━━━━━ Records for the exercise

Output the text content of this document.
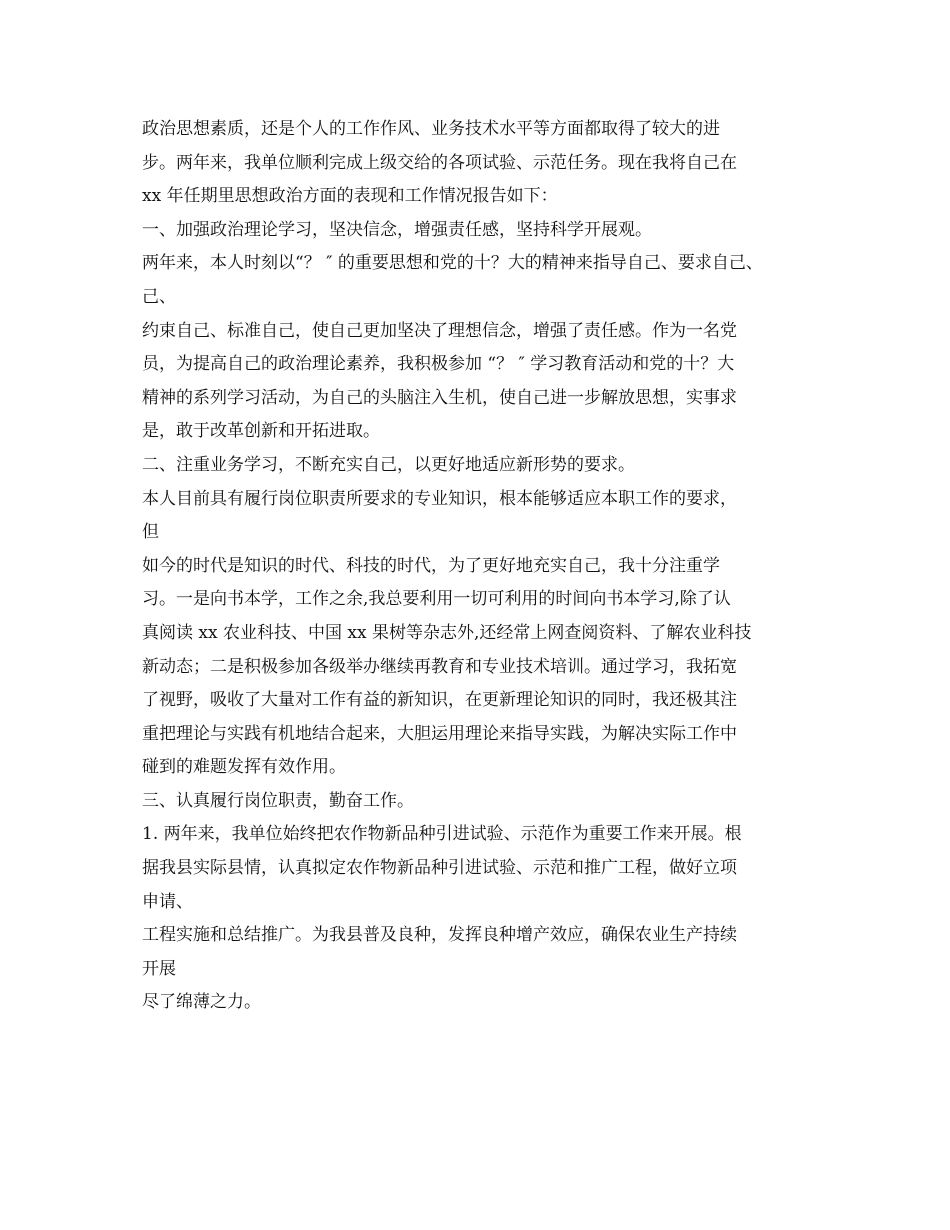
政治思想素质，还是个人的工作作风、业务技术水平等方面都取得了较大的进
步。两年来，我单位顺利完成上级交给的各项试验、示范任务。现在我将自己在
xx 年任期里思想政治方面的表现和工作情况报告如下：
一、加强政治理论学习，坚决信念，增强责任感，坚持科学开展观。
两年来，本人时刻以“？ ″ 的重要思想和党的十？大的精神来指导自己、要求自己、
己、
约束自己、标准自己，使自己更加坚决了理想信念，增强了责任感。作为一名党
员，为提高自己的政治理论素养，我积极参加 “？ ″ 学习教育活动和党的十？大
精神的系列学习活动，为自己的头脑注入生机，使自己进一步解放思想，实事求
是，敢于改革创新和开拓进取。
二、注重业务学习，不断充实自己，以更好地适应新形势的要求。
本人目前具有履行岗位职责所要求的专业知识，根本能够适应本职工作的要求，
但
如今的时代是知识的时代、科技的时代，为了更好地充实自己，我十分注重学
习。一是向书本学，工作之余,我总要利用一切可利用的时间向书本学习,除了认
真阅读 xx 农业科技、中国 xx 果树等杂志外,还经常上网查阅资料、了解农业科技
新动态；二是积极参加各级举办继续再教育和专业技术培训。通过学习，我拓宽
了视野，吸收了大量对工作有益的新知识，在更新理论知识的同时，我还极其注
重把理论与实践有机地结合起来，大胆运用理论来指导实践，为解决实际工作中
碰到的难题发挥有效作用。
三、认真履行岗位职责，勤奋工作。
1. 两年来，我单位始终把农作物新品种引进试验、示范作为重要工作来开展。根
据我县实际县情，认真拟定农作物新品种引进试验、示范和推广工程，做好立项
申请、
工程实施和总结推广。为我县普及良种，发挥良种增产效应，确保农业生产持续
开展
尽了绵薄之力。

━━━━━━━━━━

* Task directions
Pictures are excluded; repeat every record exactly.

* The completed task
Output the text content of this document.
政治思想素质，还是个人的工作作风、业务技术水平等方面都取得了较大的进
步。两年来，我单位顺利完成上级交给的各项试验、示范任务。现在我将自己在
xx 年任期里思想政治方面的表现和工作情况报告如下：
一、加强政治理论学习，坚决信念，增强责任感，坚持科学开展观。
两年来，本人时刻以“？ ″ 的重要思想和党的十？大的精神来指导自己、要求自己、
己、
约束自己、标准自己，使自己更加坚决了理想信念，增强了责任感。作为一名党
员，为提高自己的政治理论素养，我积极参加 “？ ″ 学习教育活动和党的十？大
精神的系列学习活动，为自己的头脑注入生机，使自己进一步解放思想，实事求
是，敢于改革创新和开拓进取。
二、注重业务学习，不断充实自己，以更好地适应新形势的要求。
本人目前具有履行岗位职责所要求的专业知识，根本能够适应本职工作的要求，
但
如今的时代是知识的时代、科技的时代，为了更好地充实自己，我十分注重学
习。一是向书本学，工作之余,我总要利用一切可利用的时间向书本学习,除了认
真阅读 xx 农业科技、中国 xx 果树等杂志外,还经常上网查阅资料、了解农业科技
新动态；二是积极参加各级举办继续再教育和专业技术培训。通过学习，我拓宽
了视野，吸收了大量对工作有益的新知识，在更新理论知识的同时，我还极其注
重把理论与实践有机地结合起来，大胆运用理论来指导实践，为解决实际工作中
碰到的难题发挥有效作用。
三、认真履行岗位职责，勤奋工作。
1. 两年来，我单位始终把农作物新品种引进试验、示范作为重要工作来开展。根
据我县实际县情，认真拟定农作物新品种引进试验、示范和推广工程，做好立项
申请、
工程实施和总结推广。为我县普及良种，发挥良种增产效应，确保农业生产持续
开展
尽了绵薄之力。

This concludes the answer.